## Begin Records

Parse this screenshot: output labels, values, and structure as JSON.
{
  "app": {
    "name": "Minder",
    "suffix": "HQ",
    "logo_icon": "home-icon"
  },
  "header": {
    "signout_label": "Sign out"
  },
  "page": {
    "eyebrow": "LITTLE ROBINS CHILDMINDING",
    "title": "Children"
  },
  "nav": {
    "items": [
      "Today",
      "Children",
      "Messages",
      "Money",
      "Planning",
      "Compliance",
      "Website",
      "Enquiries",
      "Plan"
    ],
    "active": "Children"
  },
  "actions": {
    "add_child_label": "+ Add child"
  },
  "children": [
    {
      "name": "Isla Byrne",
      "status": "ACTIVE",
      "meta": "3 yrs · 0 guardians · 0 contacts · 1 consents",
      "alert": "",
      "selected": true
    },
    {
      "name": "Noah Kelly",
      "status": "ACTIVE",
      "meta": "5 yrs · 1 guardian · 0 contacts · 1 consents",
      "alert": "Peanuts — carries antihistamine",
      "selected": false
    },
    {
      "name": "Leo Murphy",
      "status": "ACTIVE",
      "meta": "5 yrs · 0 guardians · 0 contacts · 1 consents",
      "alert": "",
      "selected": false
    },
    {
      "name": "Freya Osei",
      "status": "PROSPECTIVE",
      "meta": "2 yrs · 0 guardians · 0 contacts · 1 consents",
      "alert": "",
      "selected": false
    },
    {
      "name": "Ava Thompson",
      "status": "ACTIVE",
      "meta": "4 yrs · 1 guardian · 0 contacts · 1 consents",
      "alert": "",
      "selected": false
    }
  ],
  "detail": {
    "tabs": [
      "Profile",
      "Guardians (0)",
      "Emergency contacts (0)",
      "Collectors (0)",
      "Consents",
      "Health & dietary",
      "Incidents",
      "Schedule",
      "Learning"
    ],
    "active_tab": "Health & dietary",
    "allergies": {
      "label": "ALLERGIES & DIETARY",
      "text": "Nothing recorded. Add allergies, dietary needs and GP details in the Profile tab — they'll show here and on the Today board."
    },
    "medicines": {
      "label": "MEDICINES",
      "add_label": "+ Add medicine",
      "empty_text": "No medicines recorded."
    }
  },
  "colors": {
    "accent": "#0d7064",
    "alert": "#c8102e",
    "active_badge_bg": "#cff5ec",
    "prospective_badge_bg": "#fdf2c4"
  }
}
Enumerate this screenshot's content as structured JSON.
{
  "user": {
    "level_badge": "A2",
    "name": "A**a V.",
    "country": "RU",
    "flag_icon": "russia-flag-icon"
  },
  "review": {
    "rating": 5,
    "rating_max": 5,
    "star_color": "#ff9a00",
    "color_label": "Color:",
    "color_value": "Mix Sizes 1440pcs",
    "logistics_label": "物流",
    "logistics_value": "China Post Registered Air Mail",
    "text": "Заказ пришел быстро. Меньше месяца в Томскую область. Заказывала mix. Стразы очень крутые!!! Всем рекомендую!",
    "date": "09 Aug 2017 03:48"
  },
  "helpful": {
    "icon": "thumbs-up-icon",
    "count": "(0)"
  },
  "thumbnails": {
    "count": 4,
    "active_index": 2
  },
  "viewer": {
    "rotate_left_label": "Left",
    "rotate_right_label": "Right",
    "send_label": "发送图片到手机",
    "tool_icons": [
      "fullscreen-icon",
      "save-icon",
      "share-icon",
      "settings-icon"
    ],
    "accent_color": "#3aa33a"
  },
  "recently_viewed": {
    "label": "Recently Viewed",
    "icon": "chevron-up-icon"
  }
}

## End Records

Return each line of the records above exactly as it reads.

Parse this screenshot: output labels, values, and structure as JSON.
{
  "app": {
    "name": "Minder",
    "suffix": "HQ",
    "logo_icon": "home-icon"
  },
  "header": {
    "signout_label": "Sign out"
  },
  "page": {
    "eyebrow": "LITTLE ROBINS CHILDMINDING",
    "title": "Children"
  },
  "nav": {
    "items": [
      "Today",
      "Children",
      "Messages",
      "Money",
      "Planning",
      "Compliance",
      "Website",
      "Enquiries",
      "Plan"
    ],
    "active": "Children"
  },
  "actions": {
    "add_child_label": "+ Add child"
  },
  "children": [
    {
      "name": "Isla Byrne",
      "status": "ACTIVE",
      "meta": "3 yrs · 0 guardians · 0 contacts · 1 consents",
      "alert": "",
      "selected": true
    },
    {
      "name": "Noah Kelly",
      "status": "ACTIVE",
      "meta": "5 yrs · 1 guardian · 0 contacts · 1 consents",
      "alert": "Peanuts — carries antihistamine",
      "selected": false
    },
    {
      "name": "Leo Murphy",
      "status": "ACTIVE",
      "meta": "5 yrs · 0 guardians · 0 contacts · 1 consents",
      "alert": "",
      "selected": false
    },
    {
      "name": "Freya Osei",
      "status": "PROSPECTIVE",
      "meta": "2 yrs · 0 guardians · 0 contacts · 1 consents",
      "alert": "",
      "selected": false
    },
    {
      "name": "Ava Thompson",
      "status": "ACTIVE",
      "meta": "4 yrs · 1 guardian · 0 contacts · 1 consents",
      "alert": "",
      "selected": false
    }
  ],
  "detail": {
    "tabs": [
      "Profile",
      "Guardians (0)",
      "Emergency contacts (0)",
      "Collectors (0)",
      "Consents",
      "Health & dietary",
      "Incidents",
      "Schedule",
      "Learning"
    ],
    "active_tab": "Health & dietary",
    "allergies": {
      "label": "ALLERGIES & DIETARY",
      "text": "Nothing recorded. Add allergies, dietary needs and GP details in the Profile tab — they'll show here and on the Today board."
    },
    "medicines": {
      "label": "MEDICINES",
      "add_label": "+ Add medicine",
      "empty_text": "No medicines recorded."
    }
  },
  "colors": {
    "accent": "#0d7064",
    "alert": "#c8102e",
    "active_badge_bg": "#cff5ec",
    "prospective_badge_bg": "#fdf2c4"
  }
}
Enumerate this screenshot's content as structured JSON.
{
  "user": {
    "level_badge": "A2",
    "name": "A**a V.",
    "country": "RU",
    "flag_icon": "russia-flag-icon"
  },
  "review": {
    "rating": 5,
    "rating_max": 5,
    "star_color": "#ff9a00",
    "color_label": "Color:",
    "color_value": "Mix Sizes 1440pcs",
    "logistics_label": "物流",
    "logistics_value": "China Post Registered Air Mail",
    "text": "Заказ пришел быстро. Меньше месяца в Томскую область. Заказывала mix. Стразы очень крутые!!! Всем рекомендую!",
    "date": "09 Aug 2017 03:48"
  },
  "helpful": {
    "icon": "thumbs-up-icon",
    "count": "(0)"
  },
  "thumbnails": {
    "count": 4,
    "active_index": 2
  },
  "viewer": {
    "rotate_left_label": "Left",
    "rotate_right_label": "Right",
    "send_label": "发送图片到手机",
    "tool_icons": [
      "fullscreen-icon",
      "save-icon",
      "share-icon",
      "settings-icon"
    ],
    "accent_color": "#3aa33a"
  },
  "recently_viewed": {
    "label": "Recently Viewed",
    "icon": "chevron-up-icon"
  }
}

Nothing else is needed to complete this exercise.